= What you should do =
Output every entry exactly as given.

Stored entries
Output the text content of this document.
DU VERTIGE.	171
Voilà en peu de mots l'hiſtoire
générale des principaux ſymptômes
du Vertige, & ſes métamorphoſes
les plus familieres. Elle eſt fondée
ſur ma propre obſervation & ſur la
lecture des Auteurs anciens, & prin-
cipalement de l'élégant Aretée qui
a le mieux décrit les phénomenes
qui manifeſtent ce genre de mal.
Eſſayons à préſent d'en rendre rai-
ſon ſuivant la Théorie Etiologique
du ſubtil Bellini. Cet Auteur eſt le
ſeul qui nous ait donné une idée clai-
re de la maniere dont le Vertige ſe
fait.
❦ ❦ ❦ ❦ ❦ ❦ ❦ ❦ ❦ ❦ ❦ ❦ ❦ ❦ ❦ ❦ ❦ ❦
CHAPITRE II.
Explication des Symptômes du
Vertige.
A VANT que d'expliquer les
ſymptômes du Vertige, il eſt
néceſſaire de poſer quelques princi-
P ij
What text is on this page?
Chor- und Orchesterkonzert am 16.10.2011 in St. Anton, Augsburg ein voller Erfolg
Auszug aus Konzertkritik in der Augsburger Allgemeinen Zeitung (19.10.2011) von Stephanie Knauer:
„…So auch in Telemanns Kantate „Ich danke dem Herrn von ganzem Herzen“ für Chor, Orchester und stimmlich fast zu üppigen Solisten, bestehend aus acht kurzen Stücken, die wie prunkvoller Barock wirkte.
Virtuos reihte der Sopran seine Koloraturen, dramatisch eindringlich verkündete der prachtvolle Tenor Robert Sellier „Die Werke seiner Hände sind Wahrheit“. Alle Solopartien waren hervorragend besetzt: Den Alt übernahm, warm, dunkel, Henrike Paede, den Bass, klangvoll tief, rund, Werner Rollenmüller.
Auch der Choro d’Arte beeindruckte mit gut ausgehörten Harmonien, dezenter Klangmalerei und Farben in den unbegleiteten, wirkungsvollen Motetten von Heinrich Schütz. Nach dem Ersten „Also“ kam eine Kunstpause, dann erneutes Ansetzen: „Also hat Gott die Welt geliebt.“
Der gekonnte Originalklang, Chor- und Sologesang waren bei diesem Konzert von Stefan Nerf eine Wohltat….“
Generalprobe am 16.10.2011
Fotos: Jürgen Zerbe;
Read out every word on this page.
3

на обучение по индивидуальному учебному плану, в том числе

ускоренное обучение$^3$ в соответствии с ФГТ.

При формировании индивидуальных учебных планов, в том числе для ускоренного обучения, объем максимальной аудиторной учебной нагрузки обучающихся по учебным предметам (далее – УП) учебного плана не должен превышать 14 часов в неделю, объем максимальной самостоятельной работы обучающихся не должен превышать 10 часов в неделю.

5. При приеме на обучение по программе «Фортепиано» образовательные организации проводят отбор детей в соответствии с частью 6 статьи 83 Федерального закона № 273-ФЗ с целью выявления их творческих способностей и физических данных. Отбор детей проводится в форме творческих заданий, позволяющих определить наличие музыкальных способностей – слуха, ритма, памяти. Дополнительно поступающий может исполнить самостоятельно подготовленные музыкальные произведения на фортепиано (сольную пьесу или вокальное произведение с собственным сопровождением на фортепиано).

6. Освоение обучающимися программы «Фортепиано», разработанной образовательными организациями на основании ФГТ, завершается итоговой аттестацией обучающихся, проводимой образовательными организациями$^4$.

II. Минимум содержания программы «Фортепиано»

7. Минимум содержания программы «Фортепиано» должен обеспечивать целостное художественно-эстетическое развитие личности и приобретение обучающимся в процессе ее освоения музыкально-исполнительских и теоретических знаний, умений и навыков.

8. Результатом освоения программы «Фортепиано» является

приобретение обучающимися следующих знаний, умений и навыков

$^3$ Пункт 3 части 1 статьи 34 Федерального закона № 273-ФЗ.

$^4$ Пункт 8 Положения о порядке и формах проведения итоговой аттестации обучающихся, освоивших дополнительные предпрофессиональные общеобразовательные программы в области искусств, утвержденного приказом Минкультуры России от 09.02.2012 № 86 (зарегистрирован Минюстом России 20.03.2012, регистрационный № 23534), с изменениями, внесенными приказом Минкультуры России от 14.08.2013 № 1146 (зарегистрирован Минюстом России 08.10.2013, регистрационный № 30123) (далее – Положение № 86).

= Written answer =
Output the text content of this document.
DU VERTIGE.	171
Voilà en peu de mots l'hiſtoire
générale des principaux ſymptômes
du Vertige, & ſes métamorphoſes
les plus familieres. Elle eſt fondée
ſur ma propre obſervation & ſur la
lecture des Auteurs anciens, & prin-
cipalement de l'élégant Aretée qui
a le mieux décrit les phénomenes
qui manifeſtent ce genre de mal.
Eſſayons à préſent d'en rendre rai-
ſon ſuivant la Théorie Etiologique
du ſubtil Bellini. Cet Auteur eſt le
ſeul qui nous ait donné une idée clai-
re de la maniere dont le Vertige ſe
fait.
❦ ❦ ❦ ❦ ❦ ❦ ❦ ❦ ❦ ❦ ❦ ❦ ❦ ❦ ❦ ❦ ❦ ❦
CHAPITRE II.
Explication des Symptômes du
Vertige.
A VANT que d'expliquer les
ſymptômes du Vertige, il eſt
néceſſaire de poſer quelques princi-
P ij
What text is on this page?
Chor- und Orchesterkonzert am 16.10.2011 in St. Anton, Augsburg ein voller Erfolg
Auszug aus Konzertkritik in der Augsburger Allgemeinen Zeitung (19.10.2011) von Stephanie Knauer:
„…So auch in Telemanns Kantate „Ich danke dem Herrn von ganzem Herzen“ für Chor, Orchester und stimmlich fast zu üppigen Solisten, bestehend aus acht kurzen Stücken, die wie prunkvoller Barock wirkte.
Virtuos reihte der Sopran seine Koloraturen, dramatisch eindringlich verkündete der prachtvolle Tenor Robert Sellier „Die Werke seiner Hände sind Wahrheit“. Alle Solopartien waren hervorragend besetzt: Den Alt übernahm, warm, dunkel, Henrike Paede, den Bass, klangvoll tief, rund, Werner Rollenmüller.
Auch der Choro d’Arte beeindruckte mit gut ausgehörten Harmonien, dezenter Klangmalerei und Farben in den unbegleiteten, wirkungsvollen Motetten von Heinrich Schütz. Nach dem Ersten „Also“ kam eine Kunstpause, dann erneutes Ansetzen: „Also hat Gott die Welt geliebt.“
Der gekonnte Originalklang, Chor- und Sologesang waren bei diesem Konzert von Stefan Nerf eine Wohltat….“
Generalprobe am 16.10.2011
Fotos: Jürgen Zerbe;
Read out every word on this page.
3

на обучение по индивидуальному учебному плану, в том числе

ускоренное обучение$^3$ в соответствии с ФГТ.

При формировании индивидуальных учебных планов, в том числе для ускоренного обучения, объем максимальной аудиторной учебной нагрузки обучающихся по учебным предметам (далее – УП) учебного плана не должен превышать 14 часов в неделю, объем максимальной самостоятельной работы обучающихся не должен превышать 10 часов в неделю.

5. При приеме на обучение по программе «Фортепиано» образовательные организации проводят отбор детей в соответствии с частью 6 статьи 83 Федерального закона № 273-ФЗ с целью выявления их творческих способностей и физических данных. Отбор детей проводится в форме творческих заданий, позволяющих определить наличие музыкальных способностей – слуха, ритма, памяти. Дополнительно поступающий может исполнить самостоятельно подготовленные музыкальные произведения на фортепиано (сольную пьесу или вокальное произведение с собственным сопровождением на фортепиано).

6. Освоение обучающимися программы «Фортепиано», разработанной образовательными организациями на основании ФГТ, завершается итоговой аттестацией обучающихся, проводимой образовательными организациями$^4$.

II. Минимум содержания программы «Фортепиано»

7. Минимум содержания программы «Фортепиано» должен обеспечивать целостное художественно-эстетическое развитие личности и приобретение обучающимся в процессе ее освоения музыкально-исполнительских и теоретических знаний, умений и навыков.

8. Результатом освоения программы «Фортепиано» является

приобретение обучающимися следующих знаний, умений и навыков

$^3$ Пункт 3 части 1 статьи 34 Федерального закона № 273-ФЗ.

$^4$ Пункт 8 Положения о порядке и формах проведения итоговой аттестации обучающихся, освоивших дополнительные предпрофессиональные общеобразовательные программы в области искусств, утвержденного приказом Минкультуры России от 09.02.2012 № 86 (зарегистрирован Минюстом России 20.03.2012, регистрационный № 23534), с изменениями, внесенными приказом Минкультуры России от 14.08.2013 № 1146 (зарегистрирован Минюстом России 08.10.2013, регистрационный № 30123) (далее – Положение № 86).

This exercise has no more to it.